## [Source records]
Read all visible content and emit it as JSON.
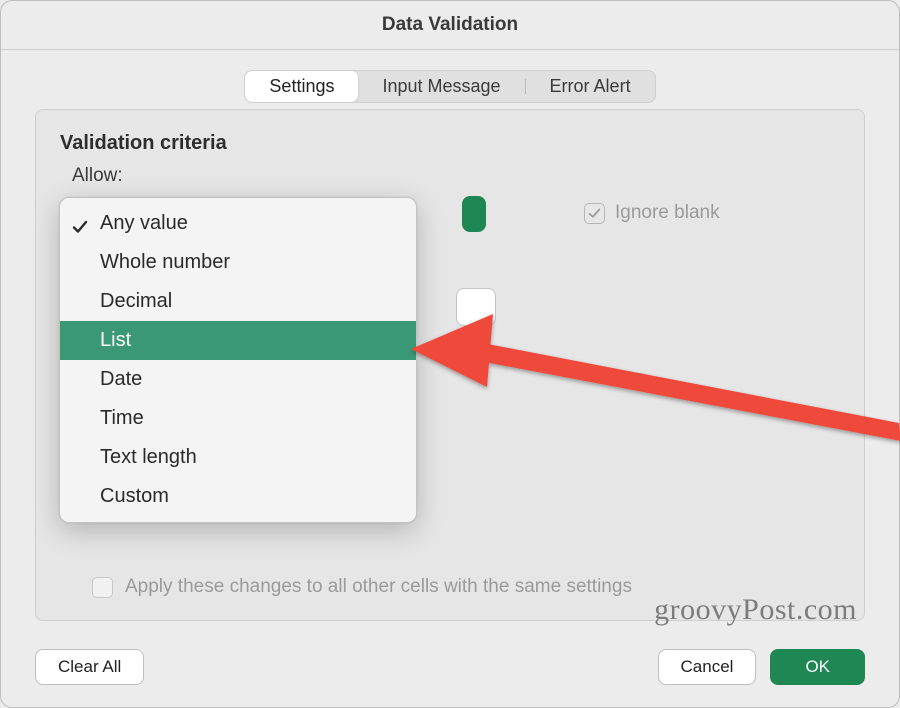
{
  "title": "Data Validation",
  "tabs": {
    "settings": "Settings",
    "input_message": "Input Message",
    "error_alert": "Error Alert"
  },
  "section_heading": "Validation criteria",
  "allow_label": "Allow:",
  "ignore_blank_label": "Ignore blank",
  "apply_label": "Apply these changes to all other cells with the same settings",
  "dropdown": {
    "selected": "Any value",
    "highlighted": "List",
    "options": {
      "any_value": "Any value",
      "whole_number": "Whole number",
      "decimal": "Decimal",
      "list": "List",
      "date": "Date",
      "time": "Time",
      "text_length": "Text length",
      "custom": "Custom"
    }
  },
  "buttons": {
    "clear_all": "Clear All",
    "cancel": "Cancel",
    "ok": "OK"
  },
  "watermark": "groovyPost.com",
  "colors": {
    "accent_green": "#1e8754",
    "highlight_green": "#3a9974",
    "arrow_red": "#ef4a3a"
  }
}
==
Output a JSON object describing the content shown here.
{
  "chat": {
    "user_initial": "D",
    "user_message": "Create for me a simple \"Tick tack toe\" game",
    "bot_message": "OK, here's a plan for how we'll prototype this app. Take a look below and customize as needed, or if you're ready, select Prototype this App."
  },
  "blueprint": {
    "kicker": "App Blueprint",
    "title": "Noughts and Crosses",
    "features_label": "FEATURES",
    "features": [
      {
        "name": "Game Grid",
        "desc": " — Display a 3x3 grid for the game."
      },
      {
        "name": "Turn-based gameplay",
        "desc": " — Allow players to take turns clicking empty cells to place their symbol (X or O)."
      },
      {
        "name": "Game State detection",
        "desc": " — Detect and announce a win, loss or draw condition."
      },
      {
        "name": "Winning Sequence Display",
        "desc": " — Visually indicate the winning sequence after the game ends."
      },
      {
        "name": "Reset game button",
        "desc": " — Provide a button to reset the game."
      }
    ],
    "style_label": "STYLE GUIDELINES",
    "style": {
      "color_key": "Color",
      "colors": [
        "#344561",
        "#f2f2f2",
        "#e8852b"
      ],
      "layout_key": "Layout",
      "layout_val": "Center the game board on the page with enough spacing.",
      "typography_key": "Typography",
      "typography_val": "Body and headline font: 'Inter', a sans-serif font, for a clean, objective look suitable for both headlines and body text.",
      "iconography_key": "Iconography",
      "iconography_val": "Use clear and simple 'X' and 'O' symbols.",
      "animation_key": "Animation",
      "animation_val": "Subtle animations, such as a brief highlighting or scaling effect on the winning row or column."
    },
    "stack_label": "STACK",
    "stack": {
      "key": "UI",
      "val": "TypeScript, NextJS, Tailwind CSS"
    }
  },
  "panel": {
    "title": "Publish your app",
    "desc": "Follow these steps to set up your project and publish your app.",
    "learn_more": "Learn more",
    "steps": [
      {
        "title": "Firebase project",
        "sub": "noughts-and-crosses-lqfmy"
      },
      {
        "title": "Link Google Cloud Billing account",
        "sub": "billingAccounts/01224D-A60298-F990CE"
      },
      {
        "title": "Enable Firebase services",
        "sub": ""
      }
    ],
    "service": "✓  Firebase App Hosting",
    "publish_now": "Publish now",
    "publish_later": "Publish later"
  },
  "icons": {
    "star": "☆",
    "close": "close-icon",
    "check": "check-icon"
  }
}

## [Problem]
Pick out, from the lines above, every one that contains the string "Display".

## [Answer to this problem]
        "desc": " — Display a 3x3 grid for the game."
        "name": "Winning Sequence Display",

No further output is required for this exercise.